### SHORT PROBLEM
Find the lines below that contain the string "Jumlah". Copy each one.

:: ENTRIES ::

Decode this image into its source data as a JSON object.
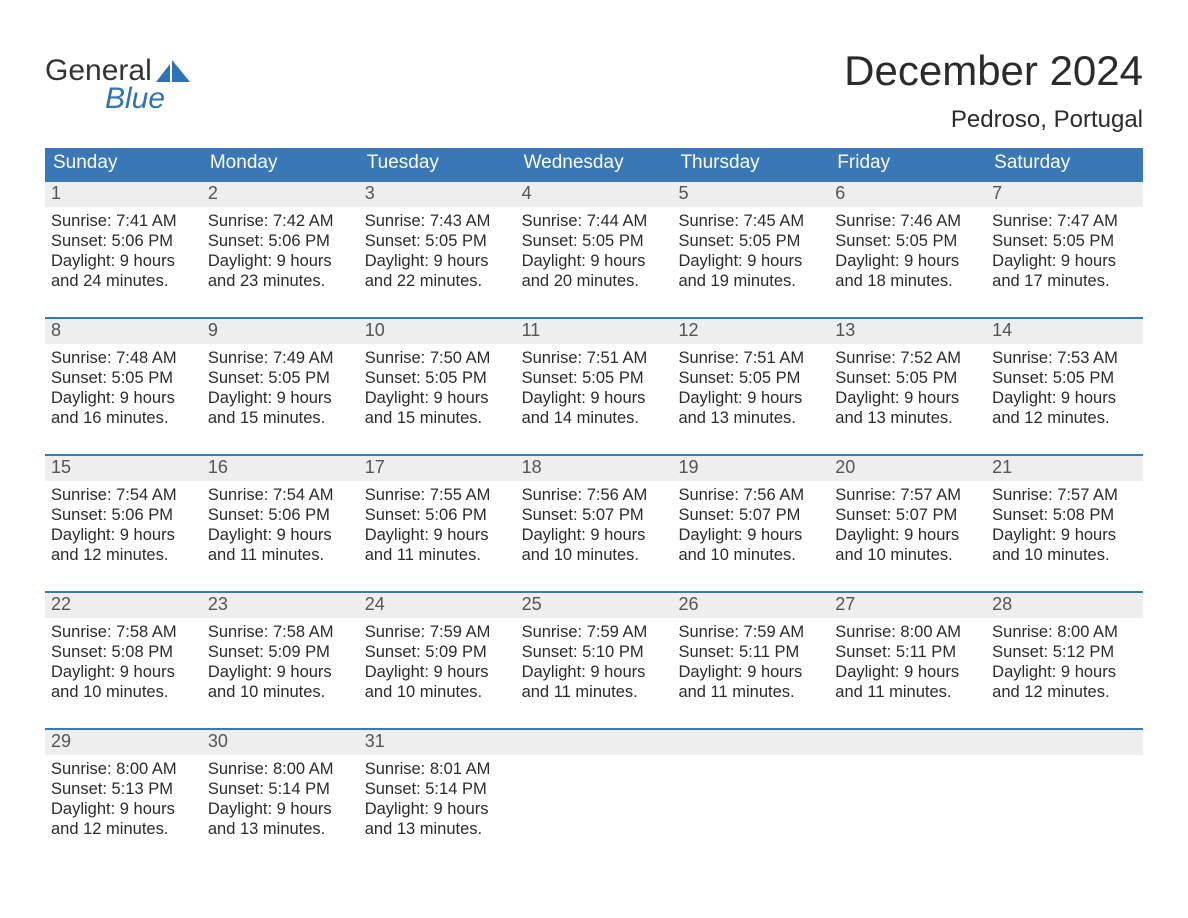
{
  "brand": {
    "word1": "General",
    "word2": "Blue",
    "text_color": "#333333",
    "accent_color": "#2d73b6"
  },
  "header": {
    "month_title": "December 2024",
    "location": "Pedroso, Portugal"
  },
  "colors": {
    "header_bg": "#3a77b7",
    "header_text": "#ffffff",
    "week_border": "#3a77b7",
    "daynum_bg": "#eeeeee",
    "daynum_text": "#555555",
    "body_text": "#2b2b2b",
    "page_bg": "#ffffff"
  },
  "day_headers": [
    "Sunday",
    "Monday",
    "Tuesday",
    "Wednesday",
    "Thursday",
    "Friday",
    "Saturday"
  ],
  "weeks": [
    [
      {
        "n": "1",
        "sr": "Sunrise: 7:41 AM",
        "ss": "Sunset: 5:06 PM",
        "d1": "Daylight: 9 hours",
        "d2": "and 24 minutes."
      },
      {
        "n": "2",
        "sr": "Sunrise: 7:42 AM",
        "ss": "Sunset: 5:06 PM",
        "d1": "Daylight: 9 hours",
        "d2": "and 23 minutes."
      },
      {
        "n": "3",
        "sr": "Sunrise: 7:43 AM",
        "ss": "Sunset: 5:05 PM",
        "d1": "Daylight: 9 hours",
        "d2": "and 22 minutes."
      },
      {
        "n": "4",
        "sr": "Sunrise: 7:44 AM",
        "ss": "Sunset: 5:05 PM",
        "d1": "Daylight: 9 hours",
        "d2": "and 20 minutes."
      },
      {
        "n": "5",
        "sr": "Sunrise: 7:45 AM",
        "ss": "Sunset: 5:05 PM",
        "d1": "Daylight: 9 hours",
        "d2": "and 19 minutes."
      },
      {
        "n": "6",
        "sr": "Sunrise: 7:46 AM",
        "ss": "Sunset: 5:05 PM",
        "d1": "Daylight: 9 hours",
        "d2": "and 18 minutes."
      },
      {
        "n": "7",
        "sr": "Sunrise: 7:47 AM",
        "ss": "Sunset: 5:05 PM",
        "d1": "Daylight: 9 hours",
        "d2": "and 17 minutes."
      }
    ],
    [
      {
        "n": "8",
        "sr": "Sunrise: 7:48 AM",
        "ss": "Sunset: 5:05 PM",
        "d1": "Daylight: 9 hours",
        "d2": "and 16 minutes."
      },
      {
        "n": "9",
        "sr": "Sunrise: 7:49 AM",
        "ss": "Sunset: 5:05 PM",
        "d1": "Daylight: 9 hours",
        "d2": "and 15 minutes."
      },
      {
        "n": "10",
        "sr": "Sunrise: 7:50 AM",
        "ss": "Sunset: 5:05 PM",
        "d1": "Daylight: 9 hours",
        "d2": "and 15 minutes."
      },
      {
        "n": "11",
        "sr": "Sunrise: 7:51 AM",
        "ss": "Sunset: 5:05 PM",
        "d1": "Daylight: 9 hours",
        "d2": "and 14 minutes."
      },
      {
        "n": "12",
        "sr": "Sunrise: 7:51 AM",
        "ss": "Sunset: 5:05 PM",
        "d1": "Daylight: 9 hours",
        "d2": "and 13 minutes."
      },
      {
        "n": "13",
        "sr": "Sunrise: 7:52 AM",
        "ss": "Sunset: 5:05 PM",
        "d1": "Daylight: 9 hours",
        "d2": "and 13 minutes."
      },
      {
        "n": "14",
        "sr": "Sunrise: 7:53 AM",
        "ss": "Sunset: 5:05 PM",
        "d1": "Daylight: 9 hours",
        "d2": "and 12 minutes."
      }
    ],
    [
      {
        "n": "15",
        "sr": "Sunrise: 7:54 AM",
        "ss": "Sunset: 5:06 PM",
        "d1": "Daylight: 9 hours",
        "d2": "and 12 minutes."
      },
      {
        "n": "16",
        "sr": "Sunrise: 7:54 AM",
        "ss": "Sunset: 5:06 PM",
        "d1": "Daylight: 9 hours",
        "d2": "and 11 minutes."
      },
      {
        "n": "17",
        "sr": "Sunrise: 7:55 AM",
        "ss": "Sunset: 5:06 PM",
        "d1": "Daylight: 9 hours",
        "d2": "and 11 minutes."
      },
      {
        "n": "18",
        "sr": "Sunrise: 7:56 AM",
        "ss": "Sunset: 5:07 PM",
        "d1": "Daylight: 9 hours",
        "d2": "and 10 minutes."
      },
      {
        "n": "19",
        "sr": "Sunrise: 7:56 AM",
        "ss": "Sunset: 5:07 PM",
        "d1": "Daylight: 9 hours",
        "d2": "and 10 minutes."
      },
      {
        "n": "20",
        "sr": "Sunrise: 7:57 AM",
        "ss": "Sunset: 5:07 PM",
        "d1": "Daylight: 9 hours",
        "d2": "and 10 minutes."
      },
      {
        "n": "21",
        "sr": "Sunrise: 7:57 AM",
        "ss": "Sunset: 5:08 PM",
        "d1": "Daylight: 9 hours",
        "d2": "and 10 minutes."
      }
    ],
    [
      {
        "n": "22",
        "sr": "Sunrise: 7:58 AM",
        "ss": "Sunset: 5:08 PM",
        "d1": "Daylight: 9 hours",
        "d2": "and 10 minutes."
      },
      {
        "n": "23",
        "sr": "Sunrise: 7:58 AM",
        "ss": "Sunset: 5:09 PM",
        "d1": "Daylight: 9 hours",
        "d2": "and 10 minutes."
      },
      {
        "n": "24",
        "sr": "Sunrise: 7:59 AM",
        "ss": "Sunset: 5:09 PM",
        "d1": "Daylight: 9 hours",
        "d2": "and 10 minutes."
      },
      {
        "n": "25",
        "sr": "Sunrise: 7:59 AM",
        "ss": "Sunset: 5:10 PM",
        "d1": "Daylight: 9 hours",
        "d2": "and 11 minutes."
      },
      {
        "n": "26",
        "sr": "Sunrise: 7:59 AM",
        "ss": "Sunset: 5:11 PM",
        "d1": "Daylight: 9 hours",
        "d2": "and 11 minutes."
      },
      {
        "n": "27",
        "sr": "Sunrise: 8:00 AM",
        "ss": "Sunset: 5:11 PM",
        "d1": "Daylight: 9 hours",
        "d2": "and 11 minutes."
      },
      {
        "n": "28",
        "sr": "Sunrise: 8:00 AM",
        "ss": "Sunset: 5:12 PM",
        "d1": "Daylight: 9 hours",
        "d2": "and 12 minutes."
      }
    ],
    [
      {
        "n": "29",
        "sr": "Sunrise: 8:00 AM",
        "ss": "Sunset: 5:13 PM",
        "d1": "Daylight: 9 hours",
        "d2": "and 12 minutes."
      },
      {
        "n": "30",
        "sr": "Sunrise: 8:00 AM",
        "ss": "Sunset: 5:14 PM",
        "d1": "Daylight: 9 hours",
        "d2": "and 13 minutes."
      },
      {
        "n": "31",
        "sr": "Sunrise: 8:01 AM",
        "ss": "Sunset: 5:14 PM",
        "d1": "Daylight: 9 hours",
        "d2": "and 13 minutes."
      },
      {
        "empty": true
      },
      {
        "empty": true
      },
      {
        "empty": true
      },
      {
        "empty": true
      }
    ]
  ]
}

:::
:: ENTRIES ::

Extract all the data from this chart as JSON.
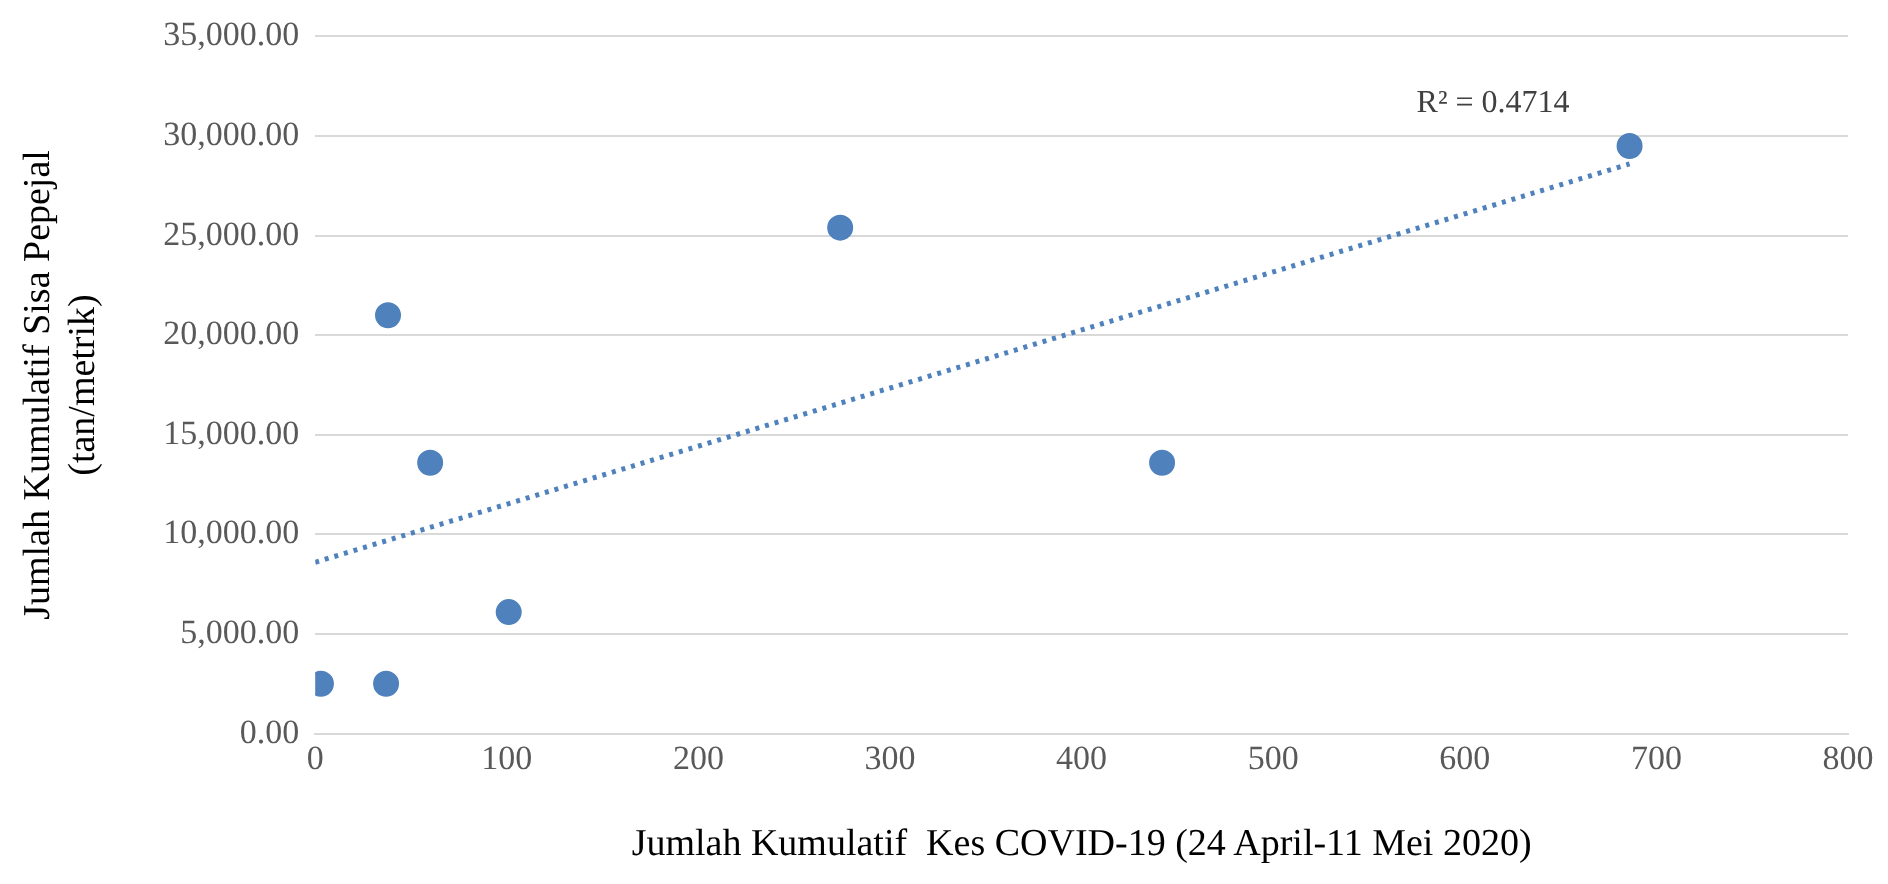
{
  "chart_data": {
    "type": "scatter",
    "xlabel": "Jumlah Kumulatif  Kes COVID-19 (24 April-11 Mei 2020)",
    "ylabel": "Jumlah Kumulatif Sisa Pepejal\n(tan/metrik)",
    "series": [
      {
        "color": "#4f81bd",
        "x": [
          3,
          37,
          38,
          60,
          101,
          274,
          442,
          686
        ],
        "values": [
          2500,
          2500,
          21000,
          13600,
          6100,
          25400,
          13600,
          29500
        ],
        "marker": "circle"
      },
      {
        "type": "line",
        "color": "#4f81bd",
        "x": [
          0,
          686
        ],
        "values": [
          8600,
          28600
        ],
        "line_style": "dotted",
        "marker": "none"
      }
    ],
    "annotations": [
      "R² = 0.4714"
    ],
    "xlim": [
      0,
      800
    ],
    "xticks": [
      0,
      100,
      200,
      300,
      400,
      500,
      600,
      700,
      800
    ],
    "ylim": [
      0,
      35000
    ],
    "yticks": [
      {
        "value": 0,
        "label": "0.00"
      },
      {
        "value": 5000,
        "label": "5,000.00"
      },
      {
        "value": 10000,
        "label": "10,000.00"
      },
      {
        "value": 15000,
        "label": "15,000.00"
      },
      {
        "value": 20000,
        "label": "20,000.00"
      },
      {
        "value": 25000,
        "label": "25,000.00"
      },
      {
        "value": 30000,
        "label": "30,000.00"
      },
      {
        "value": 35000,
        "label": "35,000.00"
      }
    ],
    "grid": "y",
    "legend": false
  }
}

:::

### REPLY TO THE EXERCISE
    "xlabel": "Jumlah Kumulatif  Kes COVID-19 (24 April-11 Mei 2020)",
    "ylabel": "Jumlah Kumulatif Sisa Pepejal\n(tan/metrik)",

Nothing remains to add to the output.